What this task involves:
Return, character for character, the lines from the one bearing "Give me the" through the end of the material. Omit everything before that line.

Data entries:
----------
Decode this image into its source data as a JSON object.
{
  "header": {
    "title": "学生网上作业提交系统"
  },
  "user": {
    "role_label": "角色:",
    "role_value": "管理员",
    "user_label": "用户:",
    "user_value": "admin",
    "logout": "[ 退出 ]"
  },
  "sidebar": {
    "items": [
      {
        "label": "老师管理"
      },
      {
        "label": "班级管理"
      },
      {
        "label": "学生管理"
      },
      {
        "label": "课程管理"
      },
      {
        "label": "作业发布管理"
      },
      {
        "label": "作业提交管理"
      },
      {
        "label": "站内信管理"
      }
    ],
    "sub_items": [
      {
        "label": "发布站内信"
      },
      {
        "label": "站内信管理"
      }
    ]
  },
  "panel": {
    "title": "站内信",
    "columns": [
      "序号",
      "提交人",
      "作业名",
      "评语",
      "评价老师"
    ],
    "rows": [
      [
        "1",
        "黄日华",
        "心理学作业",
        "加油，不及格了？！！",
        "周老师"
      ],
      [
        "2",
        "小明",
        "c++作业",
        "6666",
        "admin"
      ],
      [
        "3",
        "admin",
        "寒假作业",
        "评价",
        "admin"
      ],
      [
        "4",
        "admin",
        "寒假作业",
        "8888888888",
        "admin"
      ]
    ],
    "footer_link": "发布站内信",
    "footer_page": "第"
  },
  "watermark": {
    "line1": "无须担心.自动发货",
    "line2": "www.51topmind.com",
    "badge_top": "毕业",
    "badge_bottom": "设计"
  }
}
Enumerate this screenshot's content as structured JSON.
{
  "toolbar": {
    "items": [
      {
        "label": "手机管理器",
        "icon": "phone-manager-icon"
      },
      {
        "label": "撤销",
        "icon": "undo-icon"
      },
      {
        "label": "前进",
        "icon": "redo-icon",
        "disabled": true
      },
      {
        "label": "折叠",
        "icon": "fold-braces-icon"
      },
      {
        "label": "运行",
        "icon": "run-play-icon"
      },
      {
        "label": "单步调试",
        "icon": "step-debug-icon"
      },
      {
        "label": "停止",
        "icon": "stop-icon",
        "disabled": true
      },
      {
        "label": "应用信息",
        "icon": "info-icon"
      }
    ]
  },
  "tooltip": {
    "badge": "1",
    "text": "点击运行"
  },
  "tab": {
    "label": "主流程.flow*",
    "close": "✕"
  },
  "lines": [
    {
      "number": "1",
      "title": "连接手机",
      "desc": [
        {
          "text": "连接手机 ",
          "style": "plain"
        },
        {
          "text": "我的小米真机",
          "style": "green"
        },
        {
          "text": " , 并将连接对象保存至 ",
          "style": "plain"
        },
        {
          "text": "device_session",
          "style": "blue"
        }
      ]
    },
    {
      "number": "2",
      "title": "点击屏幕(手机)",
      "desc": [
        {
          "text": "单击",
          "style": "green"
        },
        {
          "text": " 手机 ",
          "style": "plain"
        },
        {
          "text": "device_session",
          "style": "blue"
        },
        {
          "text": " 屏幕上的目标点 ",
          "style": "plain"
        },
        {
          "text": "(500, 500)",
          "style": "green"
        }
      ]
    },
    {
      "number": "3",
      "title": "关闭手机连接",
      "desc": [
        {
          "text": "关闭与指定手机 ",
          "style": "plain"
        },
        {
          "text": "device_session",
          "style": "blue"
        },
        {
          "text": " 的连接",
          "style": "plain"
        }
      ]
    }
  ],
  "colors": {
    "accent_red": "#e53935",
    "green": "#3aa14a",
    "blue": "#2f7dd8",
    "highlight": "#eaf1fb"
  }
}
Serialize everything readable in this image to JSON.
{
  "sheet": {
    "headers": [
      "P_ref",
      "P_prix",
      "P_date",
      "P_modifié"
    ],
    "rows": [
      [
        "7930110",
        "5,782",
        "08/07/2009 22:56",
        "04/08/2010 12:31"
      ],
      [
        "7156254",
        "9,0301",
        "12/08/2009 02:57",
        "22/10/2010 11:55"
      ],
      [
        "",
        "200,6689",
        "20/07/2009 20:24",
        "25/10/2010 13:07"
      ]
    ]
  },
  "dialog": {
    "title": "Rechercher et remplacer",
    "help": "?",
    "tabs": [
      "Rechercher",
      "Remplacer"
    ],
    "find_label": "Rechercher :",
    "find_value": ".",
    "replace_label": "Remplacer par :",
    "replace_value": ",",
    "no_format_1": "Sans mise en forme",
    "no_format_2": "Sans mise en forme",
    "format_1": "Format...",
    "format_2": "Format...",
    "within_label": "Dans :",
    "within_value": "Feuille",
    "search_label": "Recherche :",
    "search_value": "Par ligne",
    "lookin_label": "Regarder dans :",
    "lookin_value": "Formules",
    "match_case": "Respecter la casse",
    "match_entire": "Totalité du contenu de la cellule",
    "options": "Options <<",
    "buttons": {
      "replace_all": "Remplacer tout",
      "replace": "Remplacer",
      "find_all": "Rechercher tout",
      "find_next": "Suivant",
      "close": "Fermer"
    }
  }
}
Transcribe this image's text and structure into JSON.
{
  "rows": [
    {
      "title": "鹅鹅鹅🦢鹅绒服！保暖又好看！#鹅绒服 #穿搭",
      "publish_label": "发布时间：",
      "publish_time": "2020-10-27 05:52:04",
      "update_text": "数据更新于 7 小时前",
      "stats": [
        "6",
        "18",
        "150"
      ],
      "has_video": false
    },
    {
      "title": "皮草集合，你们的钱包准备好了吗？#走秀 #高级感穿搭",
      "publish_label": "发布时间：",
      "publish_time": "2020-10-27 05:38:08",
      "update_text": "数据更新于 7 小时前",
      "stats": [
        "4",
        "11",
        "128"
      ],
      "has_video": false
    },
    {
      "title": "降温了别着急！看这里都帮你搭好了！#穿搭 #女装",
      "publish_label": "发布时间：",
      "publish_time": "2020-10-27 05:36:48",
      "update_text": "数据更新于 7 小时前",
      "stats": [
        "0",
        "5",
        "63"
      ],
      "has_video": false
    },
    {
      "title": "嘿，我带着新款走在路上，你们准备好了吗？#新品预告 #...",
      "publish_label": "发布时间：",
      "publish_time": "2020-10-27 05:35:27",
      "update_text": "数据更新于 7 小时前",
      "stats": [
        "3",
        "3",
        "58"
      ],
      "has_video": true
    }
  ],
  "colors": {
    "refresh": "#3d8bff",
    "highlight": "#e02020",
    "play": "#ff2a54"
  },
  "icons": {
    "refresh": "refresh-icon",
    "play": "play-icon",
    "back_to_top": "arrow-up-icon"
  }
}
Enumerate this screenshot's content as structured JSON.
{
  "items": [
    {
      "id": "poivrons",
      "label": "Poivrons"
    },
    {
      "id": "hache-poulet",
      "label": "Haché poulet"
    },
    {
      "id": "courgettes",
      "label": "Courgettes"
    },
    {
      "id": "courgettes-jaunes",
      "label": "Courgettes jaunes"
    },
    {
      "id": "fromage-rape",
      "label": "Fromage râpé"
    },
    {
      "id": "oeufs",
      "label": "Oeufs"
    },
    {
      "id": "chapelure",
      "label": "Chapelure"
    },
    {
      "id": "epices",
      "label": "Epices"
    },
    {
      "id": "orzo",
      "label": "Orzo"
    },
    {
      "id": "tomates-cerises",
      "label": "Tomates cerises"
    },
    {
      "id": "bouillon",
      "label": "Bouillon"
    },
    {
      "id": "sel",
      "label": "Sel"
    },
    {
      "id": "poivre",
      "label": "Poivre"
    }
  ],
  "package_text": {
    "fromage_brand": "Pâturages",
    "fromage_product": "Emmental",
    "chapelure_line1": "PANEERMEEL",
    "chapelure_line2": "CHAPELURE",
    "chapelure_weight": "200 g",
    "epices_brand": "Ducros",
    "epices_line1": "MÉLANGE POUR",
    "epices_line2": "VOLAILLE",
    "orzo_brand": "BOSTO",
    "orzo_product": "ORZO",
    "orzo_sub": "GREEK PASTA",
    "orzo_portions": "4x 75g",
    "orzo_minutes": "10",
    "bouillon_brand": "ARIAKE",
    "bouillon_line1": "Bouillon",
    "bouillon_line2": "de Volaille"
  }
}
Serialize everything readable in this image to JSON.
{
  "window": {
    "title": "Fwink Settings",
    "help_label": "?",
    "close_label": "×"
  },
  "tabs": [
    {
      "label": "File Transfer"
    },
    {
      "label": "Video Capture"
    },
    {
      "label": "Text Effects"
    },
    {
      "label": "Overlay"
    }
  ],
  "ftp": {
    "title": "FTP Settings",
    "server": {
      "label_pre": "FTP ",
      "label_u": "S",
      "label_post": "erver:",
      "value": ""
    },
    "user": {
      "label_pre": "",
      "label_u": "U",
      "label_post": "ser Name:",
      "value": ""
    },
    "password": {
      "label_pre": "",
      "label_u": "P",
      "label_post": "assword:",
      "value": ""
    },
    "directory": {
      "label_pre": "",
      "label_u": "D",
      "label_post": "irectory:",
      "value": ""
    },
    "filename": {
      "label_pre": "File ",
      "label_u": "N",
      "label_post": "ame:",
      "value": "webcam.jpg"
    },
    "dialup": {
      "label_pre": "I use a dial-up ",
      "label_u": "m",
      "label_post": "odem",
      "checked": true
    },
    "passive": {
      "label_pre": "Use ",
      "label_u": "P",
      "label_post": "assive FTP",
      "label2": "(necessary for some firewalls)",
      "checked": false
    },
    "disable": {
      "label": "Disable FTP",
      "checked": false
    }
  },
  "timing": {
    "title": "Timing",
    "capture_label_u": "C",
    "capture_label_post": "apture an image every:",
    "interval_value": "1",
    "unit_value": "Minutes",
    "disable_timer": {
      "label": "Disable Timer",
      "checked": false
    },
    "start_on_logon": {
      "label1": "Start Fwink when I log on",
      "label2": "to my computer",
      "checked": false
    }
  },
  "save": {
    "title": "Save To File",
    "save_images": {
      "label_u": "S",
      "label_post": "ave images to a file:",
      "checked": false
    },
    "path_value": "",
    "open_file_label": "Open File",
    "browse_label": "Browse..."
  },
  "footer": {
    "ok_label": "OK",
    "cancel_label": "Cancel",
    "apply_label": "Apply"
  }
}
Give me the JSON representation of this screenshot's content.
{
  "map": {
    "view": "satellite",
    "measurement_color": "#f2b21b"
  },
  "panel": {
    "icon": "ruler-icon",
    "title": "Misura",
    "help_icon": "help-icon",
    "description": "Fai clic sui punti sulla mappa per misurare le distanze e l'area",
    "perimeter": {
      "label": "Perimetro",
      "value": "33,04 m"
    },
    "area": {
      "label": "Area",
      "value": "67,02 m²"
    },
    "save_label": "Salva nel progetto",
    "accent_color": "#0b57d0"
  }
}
----------
Exercise answer:
Give me the JSON representation of this screenshot's content.
{
  "map": {
    "view": "satellite",
    "measurement_color": "#f2b21b"
  },
  "panel": {
    "icon": "ruler-icon",
    "title": "Misura",
    "help_icon": "help-icon",
    "description": "Fai clic sui punti sulla mappa per misurare le distanze e l'area",
    "perimeter": {
      "label": "Perimetro",
      "value": "33,04 m"
    },
    "area": {
      "label": "Area",
      "value": "67,02 m²"
    },
    "save_label": "Salva nel progetto",
    "accent_color": "#0b57d0"
  }
}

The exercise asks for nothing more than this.